WRITTEN PROBLEM: Return the number of lines that contain the word "Водительские", and return nothing else.

[START DATA FOR THE TASK]

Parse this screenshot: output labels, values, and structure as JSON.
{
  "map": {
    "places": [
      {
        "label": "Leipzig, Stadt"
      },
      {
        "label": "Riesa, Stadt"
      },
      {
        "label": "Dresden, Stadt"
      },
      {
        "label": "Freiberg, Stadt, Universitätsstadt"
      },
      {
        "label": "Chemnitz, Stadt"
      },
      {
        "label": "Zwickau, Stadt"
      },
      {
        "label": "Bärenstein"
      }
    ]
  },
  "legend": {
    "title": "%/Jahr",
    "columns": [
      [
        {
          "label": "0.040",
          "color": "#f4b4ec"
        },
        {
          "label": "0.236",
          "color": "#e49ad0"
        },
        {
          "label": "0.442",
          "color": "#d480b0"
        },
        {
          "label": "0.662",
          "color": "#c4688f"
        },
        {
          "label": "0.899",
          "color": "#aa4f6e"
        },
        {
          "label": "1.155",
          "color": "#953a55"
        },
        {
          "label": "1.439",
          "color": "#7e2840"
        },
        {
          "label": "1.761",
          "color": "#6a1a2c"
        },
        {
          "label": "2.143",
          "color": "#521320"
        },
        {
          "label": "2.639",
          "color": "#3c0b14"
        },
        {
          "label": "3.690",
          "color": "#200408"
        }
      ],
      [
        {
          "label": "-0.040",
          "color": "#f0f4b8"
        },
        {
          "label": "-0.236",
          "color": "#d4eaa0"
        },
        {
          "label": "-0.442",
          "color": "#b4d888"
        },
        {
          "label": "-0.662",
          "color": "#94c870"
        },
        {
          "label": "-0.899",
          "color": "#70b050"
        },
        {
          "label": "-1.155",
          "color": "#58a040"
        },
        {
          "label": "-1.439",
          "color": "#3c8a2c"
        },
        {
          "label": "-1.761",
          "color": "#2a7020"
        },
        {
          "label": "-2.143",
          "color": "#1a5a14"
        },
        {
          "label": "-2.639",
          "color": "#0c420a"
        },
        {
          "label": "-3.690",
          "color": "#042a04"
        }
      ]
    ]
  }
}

[END DATA FOR THE TASK]
[START DATA FOR THE TASK]

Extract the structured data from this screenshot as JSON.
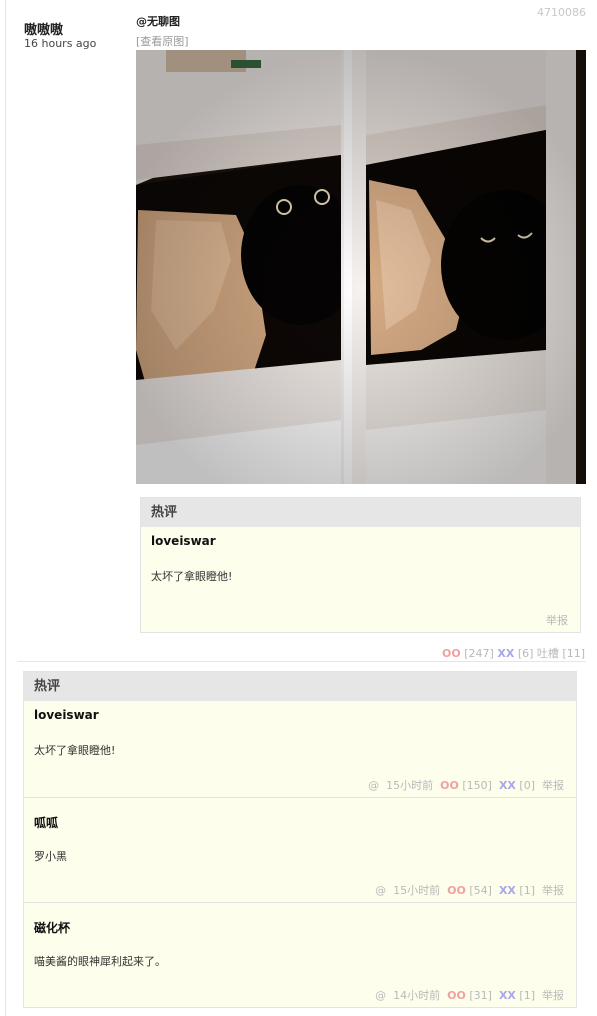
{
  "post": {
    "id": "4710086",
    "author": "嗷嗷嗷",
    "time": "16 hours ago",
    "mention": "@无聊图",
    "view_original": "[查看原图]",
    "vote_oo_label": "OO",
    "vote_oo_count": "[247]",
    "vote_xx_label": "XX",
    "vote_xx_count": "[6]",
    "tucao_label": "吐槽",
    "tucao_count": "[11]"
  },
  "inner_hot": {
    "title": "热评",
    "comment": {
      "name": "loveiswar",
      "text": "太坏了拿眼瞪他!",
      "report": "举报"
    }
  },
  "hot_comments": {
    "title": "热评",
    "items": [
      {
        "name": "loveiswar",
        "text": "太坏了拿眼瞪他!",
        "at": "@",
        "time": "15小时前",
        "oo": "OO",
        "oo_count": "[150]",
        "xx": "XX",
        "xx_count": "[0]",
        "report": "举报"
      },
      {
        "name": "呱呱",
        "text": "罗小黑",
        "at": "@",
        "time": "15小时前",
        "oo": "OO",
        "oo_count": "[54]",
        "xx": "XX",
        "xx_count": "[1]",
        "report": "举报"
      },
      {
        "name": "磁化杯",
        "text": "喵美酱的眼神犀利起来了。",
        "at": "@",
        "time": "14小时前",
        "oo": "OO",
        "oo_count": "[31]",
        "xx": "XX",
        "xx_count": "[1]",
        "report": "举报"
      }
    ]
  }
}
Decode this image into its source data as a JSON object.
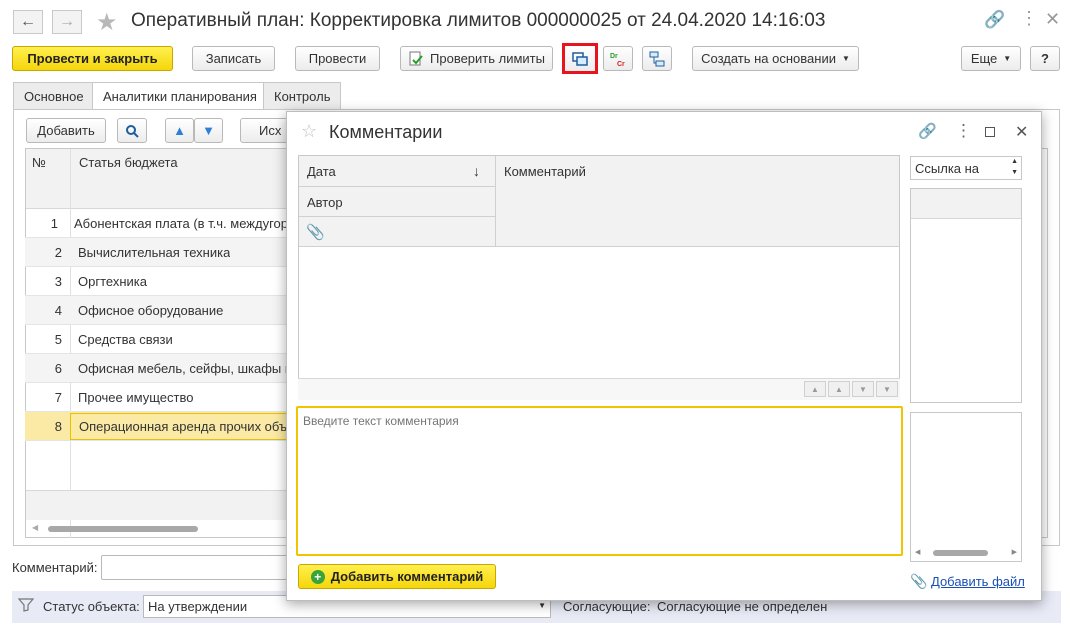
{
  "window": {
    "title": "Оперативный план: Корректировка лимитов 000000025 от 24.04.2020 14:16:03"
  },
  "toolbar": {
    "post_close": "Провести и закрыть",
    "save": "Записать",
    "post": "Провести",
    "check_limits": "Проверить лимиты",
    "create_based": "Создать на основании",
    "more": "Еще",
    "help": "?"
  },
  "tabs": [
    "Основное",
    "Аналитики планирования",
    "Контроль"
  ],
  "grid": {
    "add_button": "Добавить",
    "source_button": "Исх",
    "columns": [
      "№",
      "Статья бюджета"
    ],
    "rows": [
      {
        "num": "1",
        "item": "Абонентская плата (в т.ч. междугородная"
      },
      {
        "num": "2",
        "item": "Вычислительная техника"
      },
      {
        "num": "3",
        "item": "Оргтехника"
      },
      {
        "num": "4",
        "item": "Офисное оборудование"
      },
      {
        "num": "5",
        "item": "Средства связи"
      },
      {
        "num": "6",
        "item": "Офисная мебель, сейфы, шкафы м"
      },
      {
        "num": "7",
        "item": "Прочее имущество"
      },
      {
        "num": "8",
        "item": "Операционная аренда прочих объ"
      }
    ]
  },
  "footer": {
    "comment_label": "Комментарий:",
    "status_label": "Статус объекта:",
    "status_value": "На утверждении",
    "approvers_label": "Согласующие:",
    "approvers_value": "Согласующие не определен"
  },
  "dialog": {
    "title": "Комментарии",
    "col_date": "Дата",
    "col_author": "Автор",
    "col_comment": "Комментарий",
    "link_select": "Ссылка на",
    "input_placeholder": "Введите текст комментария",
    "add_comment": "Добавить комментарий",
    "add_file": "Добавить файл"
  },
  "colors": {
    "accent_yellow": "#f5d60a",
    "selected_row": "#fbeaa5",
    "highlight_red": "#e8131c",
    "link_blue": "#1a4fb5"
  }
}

[END DATA FOR THE TASK]
[START DATA FOR THE TASK]

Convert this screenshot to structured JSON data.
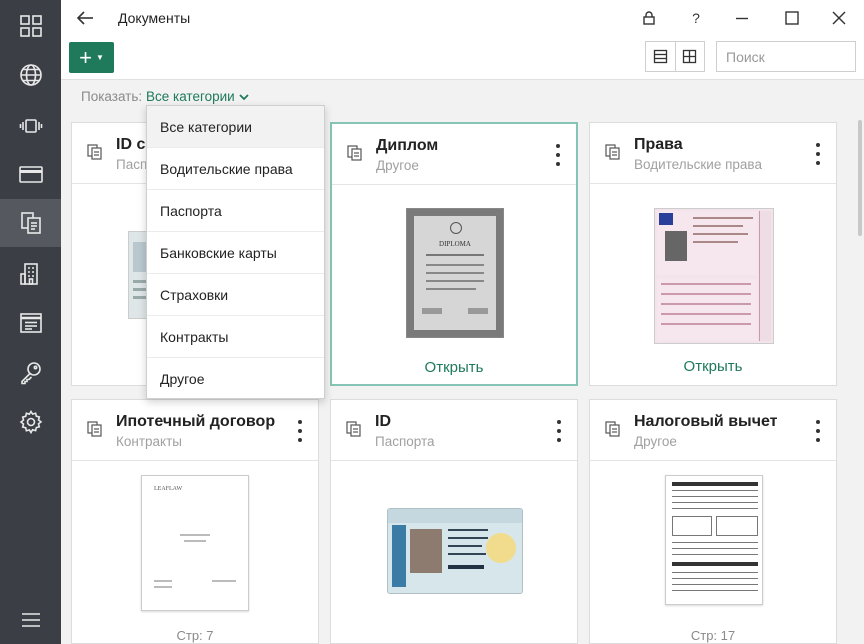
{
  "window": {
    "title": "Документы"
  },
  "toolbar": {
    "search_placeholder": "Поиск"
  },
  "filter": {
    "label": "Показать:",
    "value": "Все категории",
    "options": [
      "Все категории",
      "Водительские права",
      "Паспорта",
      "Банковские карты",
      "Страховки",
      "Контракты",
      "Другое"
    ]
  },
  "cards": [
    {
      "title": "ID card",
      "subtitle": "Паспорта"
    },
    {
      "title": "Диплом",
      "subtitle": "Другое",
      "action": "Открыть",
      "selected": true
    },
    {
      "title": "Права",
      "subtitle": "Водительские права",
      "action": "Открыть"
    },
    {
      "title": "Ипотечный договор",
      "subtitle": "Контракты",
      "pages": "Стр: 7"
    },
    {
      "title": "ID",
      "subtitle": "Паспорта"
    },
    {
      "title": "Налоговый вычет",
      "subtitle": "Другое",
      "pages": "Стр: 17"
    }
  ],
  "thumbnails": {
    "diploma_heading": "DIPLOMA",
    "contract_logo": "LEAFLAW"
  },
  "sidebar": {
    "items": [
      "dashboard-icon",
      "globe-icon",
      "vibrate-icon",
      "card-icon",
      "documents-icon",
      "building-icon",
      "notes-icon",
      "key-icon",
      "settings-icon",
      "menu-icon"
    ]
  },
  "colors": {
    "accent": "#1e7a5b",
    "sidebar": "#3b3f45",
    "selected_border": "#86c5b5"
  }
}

[END DATA FOR THE TASK]

CORRECT ANSWER: 2